> [Records provided]:
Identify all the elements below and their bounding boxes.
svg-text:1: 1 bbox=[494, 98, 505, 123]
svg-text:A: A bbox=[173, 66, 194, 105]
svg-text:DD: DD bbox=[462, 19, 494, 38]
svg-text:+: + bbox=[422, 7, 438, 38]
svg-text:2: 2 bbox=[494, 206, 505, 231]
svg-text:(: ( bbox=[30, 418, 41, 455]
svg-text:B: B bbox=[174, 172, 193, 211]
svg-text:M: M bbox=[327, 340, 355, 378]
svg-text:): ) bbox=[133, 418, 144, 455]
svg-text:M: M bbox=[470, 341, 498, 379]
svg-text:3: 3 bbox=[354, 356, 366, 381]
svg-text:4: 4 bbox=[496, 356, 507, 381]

> [Problem details]:
Quote all of the lines above, first to last, keeping every character the same.

> [Exercise answer]:
Identify all the elements below and their bounding boxes.
svg-text:1: 1 bbox=[494, 98, 505, 123]
svg-text:A: A bbox=[173, 66, 194, 105]
svg-text:DD: DD bbox=[462, 19, 494, 38]
svg-text:+: + bbox=[422, 7, 438, 38]
svg-text:2: 2 bbox=[494, 206, 505, 231]
svg-text:(: ( bbox=[30, 418, 41, 455]
svg-text:B: B bbox=[174, 172, 193, 211]
svg-text:M: M bbox=[327, 340, 355, 378]
svg-text:): ) bbox=[133, 418, 144, 455]
svg-text:M: M bbox=[470, 341, 498, 379]
svg-text:3: 3 bbox=[354, 356, 366, 381]
svg-text:4: 4 bbox=[496, 356, 507, 381]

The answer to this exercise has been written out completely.